→ PROBLEM REQUIREMENTS
Identify every line in the records below that contains the word "employed", and reproduce each one.

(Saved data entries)
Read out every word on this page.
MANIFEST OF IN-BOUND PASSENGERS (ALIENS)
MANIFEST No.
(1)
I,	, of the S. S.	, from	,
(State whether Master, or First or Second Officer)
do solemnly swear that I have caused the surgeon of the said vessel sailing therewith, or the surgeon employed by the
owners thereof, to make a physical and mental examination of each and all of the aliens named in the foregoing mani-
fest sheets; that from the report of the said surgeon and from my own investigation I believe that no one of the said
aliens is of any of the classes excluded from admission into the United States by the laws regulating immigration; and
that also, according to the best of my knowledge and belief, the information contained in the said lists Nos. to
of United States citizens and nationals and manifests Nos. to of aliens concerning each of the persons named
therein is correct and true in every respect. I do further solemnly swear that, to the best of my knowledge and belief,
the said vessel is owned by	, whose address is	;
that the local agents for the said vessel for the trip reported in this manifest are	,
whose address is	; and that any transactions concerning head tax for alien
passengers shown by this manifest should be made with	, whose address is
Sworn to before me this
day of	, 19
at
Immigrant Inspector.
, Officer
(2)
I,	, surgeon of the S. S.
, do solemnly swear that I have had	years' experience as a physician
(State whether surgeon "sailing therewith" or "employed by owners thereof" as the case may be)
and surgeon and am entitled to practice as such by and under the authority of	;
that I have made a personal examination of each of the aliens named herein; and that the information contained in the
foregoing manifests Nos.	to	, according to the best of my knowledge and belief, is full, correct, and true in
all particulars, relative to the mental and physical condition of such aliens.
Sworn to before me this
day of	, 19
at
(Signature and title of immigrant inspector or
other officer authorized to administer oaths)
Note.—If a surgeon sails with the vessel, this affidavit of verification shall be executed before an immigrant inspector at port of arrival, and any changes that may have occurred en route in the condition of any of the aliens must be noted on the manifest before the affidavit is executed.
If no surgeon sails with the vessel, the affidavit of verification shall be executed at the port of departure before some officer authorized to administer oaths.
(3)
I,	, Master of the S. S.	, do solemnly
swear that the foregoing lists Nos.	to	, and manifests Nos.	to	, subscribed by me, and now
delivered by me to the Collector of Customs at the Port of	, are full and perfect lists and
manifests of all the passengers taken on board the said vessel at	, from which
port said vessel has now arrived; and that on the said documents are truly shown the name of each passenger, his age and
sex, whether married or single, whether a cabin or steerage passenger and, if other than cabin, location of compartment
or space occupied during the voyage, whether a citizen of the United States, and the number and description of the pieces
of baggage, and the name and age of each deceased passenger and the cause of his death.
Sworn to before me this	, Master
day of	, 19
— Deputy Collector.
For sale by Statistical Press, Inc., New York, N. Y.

→ CORRECT OUTPUT
do solemnly swear that I have caused the surgeon of the said vessel sailing therewith, or the surgeon employed by the
(State whether surgeon "sailing therewith" or "employed by owners thereof" as the case may be)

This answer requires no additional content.